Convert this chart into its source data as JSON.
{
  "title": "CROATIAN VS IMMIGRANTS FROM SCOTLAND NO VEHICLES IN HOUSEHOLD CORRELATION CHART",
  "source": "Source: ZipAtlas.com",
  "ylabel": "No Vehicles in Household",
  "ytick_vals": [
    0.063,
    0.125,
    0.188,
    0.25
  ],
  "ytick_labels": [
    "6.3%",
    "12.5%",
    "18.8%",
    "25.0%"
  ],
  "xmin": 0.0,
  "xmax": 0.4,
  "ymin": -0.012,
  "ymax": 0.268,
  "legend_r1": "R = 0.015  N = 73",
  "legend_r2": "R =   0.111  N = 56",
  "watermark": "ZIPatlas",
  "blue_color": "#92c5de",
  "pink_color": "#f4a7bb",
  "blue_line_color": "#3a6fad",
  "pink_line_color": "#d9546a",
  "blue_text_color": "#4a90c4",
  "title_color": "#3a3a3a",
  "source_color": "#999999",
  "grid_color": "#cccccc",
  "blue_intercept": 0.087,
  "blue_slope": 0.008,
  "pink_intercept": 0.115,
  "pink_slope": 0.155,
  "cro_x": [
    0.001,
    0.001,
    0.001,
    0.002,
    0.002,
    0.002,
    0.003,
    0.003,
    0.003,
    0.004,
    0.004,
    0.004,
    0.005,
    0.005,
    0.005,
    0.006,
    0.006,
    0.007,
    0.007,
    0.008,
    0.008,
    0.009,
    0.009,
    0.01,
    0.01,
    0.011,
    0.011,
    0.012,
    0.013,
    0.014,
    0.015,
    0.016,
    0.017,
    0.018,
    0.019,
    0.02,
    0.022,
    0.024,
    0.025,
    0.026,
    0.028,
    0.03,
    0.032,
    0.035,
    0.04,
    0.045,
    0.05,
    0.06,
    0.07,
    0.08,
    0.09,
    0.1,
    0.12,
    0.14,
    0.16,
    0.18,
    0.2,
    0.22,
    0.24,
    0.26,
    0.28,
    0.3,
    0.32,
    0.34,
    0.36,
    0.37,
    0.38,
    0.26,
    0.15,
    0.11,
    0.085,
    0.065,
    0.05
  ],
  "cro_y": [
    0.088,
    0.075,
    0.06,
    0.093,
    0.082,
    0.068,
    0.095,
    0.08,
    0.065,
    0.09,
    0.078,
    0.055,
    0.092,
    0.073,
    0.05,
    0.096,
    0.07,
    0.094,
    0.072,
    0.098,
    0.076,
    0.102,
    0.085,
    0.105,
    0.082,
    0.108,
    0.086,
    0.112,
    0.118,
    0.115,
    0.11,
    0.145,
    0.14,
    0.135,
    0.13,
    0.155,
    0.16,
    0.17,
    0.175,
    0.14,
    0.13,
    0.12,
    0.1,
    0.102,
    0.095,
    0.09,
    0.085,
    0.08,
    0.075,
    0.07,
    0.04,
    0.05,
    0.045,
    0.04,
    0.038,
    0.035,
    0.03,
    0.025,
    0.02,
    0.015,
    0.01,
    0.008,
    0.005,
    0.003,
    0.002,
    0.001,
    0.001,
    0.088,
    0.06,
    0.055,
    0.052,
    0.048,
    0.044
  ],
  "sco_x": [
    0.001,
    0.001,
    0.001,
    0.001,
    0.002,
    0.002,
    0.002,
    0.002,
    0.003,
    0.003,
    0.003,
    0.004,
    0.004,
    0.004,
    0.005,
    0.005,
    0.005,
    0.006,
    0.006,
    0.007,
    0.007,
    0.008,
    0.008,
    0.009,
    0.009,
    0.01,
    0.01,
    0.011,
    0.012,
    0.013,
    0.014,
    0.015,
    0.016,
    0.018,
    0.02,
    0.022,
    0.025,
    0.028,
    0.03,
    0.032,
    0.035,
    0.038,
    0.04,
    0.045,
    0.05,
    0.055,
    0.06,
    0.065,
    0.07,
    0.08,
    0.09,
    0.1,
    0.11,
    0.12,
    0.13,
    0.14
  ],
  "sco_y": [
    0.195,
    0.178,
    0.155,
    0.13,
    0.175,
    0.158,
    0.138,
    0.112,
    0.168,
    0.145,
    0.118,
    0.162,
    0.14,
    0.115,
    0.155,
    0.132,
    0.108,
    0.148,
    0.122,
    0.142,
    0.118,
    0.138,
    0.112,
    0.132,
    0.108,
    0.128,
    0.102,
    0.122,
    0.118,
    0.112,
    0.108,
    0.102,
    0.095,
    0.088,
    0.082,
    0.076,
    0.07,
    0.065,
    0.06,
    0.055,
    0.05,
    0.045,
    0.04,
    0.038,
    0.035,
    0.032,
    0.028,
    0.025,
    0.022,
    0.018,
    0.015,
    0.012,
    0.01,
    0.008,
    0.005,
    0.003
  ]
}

========

Short task
All of the lines above need to be given again exactly.

In response
Convert this chart into its source data as JSON.
{
  "title": "CROATIAN VS IMMIGRANTS FROM SCOTLAND NO VEHICLES IN HOUSEHOLD CORRELATION CHART",
  "source": "Source: ZipAtlas.com",
  "ylabel": "No Vehicles in Household",
  "ytick_vals": [
    0.063,
    0.125,
    0.188,
    0.25
  ],
  "ytick_labels": [
    "6.3%",
    "12.5%",
    "18.8%",
    "25.0%"
  ],
  "xmin": 0.0,
  "xmax": 0.4,
  "ymin": -0.012,
  "ymax": 0.268,
  "legend_r1": "R = 0.015  N = 73",
  "legend_r2": "R =   0.111  N = 56",
  "watermark": "ZIPatlas",
  "blue_color": "#92c5de",
  "pink_color": "#f4a7bb",
  "blue_line_color": "#3a6fad",
  "pink_line_color": "#d9546a",
  "blue_text_color": "#4a90c4",
  "title_color": "#3a3a3a",
  "source_color": "#999999",
  "grid_color": "#cccccc",
  "blue_intercept": 0.087,
  "blue_slope": 0.008,
  "pink_intercept": 0.115,
  "pink_slope": 0.155,
  "cro_x": [
    0.001,
    0.001,
    0.001,
    0.002,
    0.002,
    0.002,
    0.003,
    0.003,
    0.003,
    0.004,
    0.004,
    0.004,
    0.005,
    0.005,
    0.005,
    0.006,
    0.006,
    0.007,
    0.007,
    0.008,
    0.008,
    0.009,
    0.009,
    0.01,
    0.01,
    0.011,
    0.011,
    0.012,
    0.013,
    0.014,
    0.015,
    0.016,
    0.017,
    0.018,
    0.019,
    0.02,
    0.022,
    0.024,
    0.025,
    0.026,
    0.028,
    0.03,
    0.032,
    0.035,
    0.04,
    0.045,
    0.05,
    0.06,
    0.07,
    0.08,
    0.09,
    0.1,
    0.12,
    0.14,
    0.16,
    0.18,
    0.2,
    0.22,
    0.24,
    0.26,
    0.28,
    0.3,
    0.32,
    0.34,
    0.36,
    0.37,
    0.38,
    0.26,
    0.15,
    0.11,
    0.085,
    0.065,
    0.05
  ],
  "cro_y": [
    0.088,
    0.075,
    0.06,
    0.093,
    0.082,
    0.068,
    0.095,
    0.08,
    0.065,
    0.09,
    0.078,
    0.055,
    0.092,
    0.073,
    0.05,
    0.096,
    0.07,
    0.094,
    0.072,
    0.098,
    0.076,
    0.102,
    0.085,
    0.105,
    0.082,
    0.108,
    0.086,
    0.112,
    0.118,
    0.115,
    0.11,
    0.145,
    0.14,
    0.135,
    0.13,
    0.155,
    0.16,
    0.17,
    0.175,
    0.14,
    0.13,
    0.12,
    0.1,
    0.102,
    0.095,
    0.09,
    0.085,
    0.08,
    0.075,
    0.07,
    0.04,
    0.05,
    0.045,
    0.04,
    0.038,
    0.035,
    0.03,
    0.025,
    0.02,
    0.015,
    0.01,
    0.008,
    0.005,
    0.003,
    0.002,
    0.001,
    0.001,
    0.088,
    0.06,
    0.055,
    0.052,
    0.048,
    0.044
  ],
  "sco_x": [
    0.001,
    0.001,
    0.001,
    0.001,
    0.002,
    0.002,
    0.002,
    0.002,
    0.003,
    0.003,
    0.003,
    0.004,
    0.004,
    0.004,
    0.005,
    0.005,
    0.005,
    0.006,
    0.006,
    0.007,
    0.007,
    0.008,
    0.008,
    0.009,
    0.009,
    0.01,
    0.01,
    0.011,
    0.012,
    0.013,
    0.014,
    0.015,
    0.016,
    0.018,
    0.02,
    0.022,
    0.025,
    0.028,
    0.03,
    0.032,
    0.035,
    0.038,
    0.04,
    0.045,
    0.05,
    0.055,
    0.06,
    0.065,
    0.07,
    0.08,
    0.09,
    0.1,
    0.11,
    0.12,
    0.13,
    0.14
  ],
  "sco_y": [
    0.195,
    0.178,
    0.155,
    0.13,
    0.175,
    0.158,
    0.138,
    0.112,
    0.168,
    0.145,
    0.118,
    0.162,
    0.14,
    0.115,
    0.155,
    0.132,
    0.108,
    0.148,
    0.122,
    0.142,
    0.118,
    0.138,
    0.112,
    0.132,
    0.108,
    0.128,
    0.102,
    0.122,
    0.118,
    0.112,
    0.108,
    0.102,
    0.095,
    0.088,
    0.082,
    0.076,
    0.07,
    0.065,
    0.06,
    0.055,
    0.05,
    0.045,
    0.04,
    0.038,
    0.035,
    0.032,
    0.028,
    0.025,
    0.022,
    0.018,
    0.015,
    0.012,
    0.01,
    0.008,
    0.005,
    0.003
  ]
}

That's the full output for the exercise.